*What this task involves*.
Repeat the data that follows, word for word, without the images.

*Material for this task*.
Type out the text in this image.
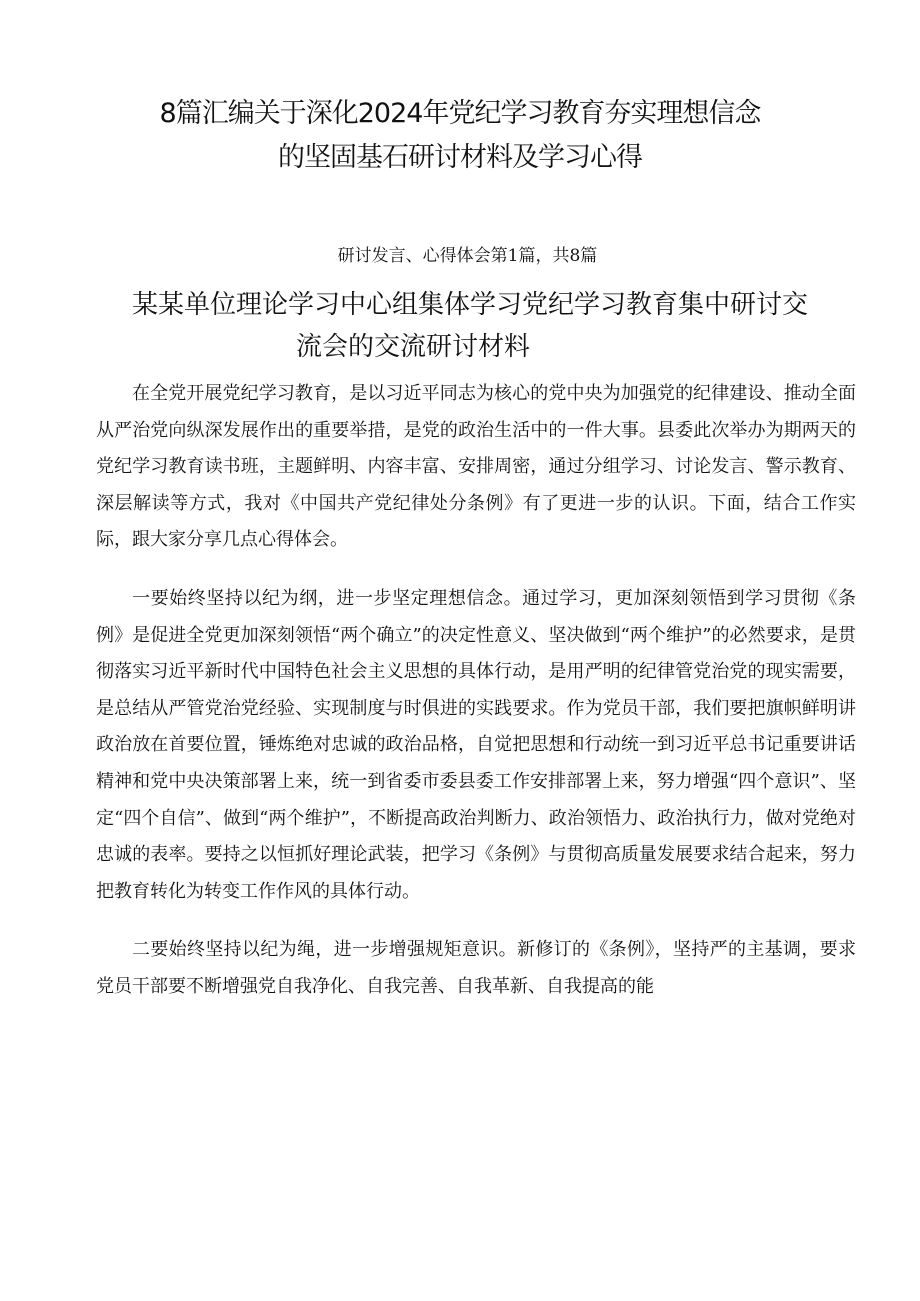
8篇汇编关于深化2024年党纪学习教育夯实理想信念
的坚固基石研讨材料及学习心得
研讨发言、心得体会第1篇，共8篇
某某单位理论学习中心组集体学习党纪学习教育集中研讨交
流会的交流研讨材料

在全党开展党纪学习教育，是以习近平同志为核心的党中央为加强党的纪律建设、推动全面从严治党向纵深发展作出的重要举措，是党的政治生活中的一件大事。县委此次举办为期两天的党纪学习教育读书班，主题鲜明、内容丰富、安排周密，通过分组学习、讨论发言、警示教育、深层解读等方式，我对《中国共产党纪律处分条例》有了更进一步的认识。下面，结合工作实际，跟大家分享几点心得体会。

一要始终坚持以纪为纲，进一步坚定理想信念。通过学习，更加深刻领悟到学习贯彻《条例》是促进全党更加深刻领悟“两个确立”的决定性意义、坚决做到“两个维护”的必然要求，是贯彻落实习近平新时代中国特色社会主义思想的具体行动，是用严明的纪律管党治党的现实需要，是总结从严管党治党经验、实现制度与时俱进的实践要求。作为党员干部，我们要把旗帜鲜明讲政治放在首要位置，锤炼绝对忠诚的政治品格，自觉把思想和行动统一到习近平总书记重要讲话精神和党中央决策部署上来，统一到省委市委县委工作安排部署上来，努力增强“四个意识”、坚定“四个自信”、做到“两个维护”，不断提高政治判断力、政治领悟力、政治执行力，做对党绝对忠诚的表率。要持之以恒抓好理论武装，把学习《条例》与贯彻高质量发展要求结合起来，努力把教育转化为转变工作作风的具体行动。

二要始终坚持以纪为绳，进一步增强规矩意识。新修订的《条例》，坚持严的主基调，要求党员干部要不断增强党自我净化、自我完善、自我革新、自我提高的能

*Exercise response*.
Type out the text in this image.
8篇汇编关于深化2024年党纪学习教育夯实理想信念
的坚固基石研讨材料及学习心得
研讨发言、心得体会第1篇，共8篇
某某单位理论学习中心组集体学习党纪学习教育集中研讨交
流会的交流研讨材料

在全党开展党纪学习教育，是以习近平同志为核心的党中央为加强党的纪律建设、推动全面从严治党向纵深发展作出的重要举措，是党的政治生活中的一件大事。县委此次举办为期两天的党纪学习教育读书班，主题鲜明、内容丰富、安排周密，通过分组学习、讨论发言、警示教育、深层解读等方式，我对《中国共产党纪律处分条例》有了更进一步的认识。下面，结合工作实际，跟大家分享几点心得体会。

一要始终坚持以纪为纲，进一步坚定理想信念。通过学习，更加深刻领悟到学习贯彻《条例》是促进全党更加深刻领悟“两个确立”的决定性意义、坚决做到“两个维护”的必然要求，是贯彻落实习近平新时代中国特色社会主义思想的具体行动，是用严明的纪律管党治党的现实需要，是总结从严管党治党经验、实现制度与时俱进的实践要求。作为党员干部，我们要把旗帜鲜明讲政治放在首要位置，锤炼绝对忠诚的政治品格，自觉把思想和行动统一到习近平总书记重要讲话精神和党中央决策部署上来，统一到省委市委县委工作安排部署上来，努力增强“四个意识”、坚定“四个自信”、做到“两个维护”，不断提高政治判断力、政治领悟力、政治执行力，做对党绝对忠诚的表率。要持之以恒抓好理论武装，把学习《条例》与贯彻高质量发展要求结合起来，努力把教育转化为转变工作作风的具体行动。

二要始终坚持以纪为绳，进一步增强规矩意识。新修订的《条例》，坚持严的主基调，要求党员干部要不断增强党自我净化、自我完善、自我革新、自我提高的能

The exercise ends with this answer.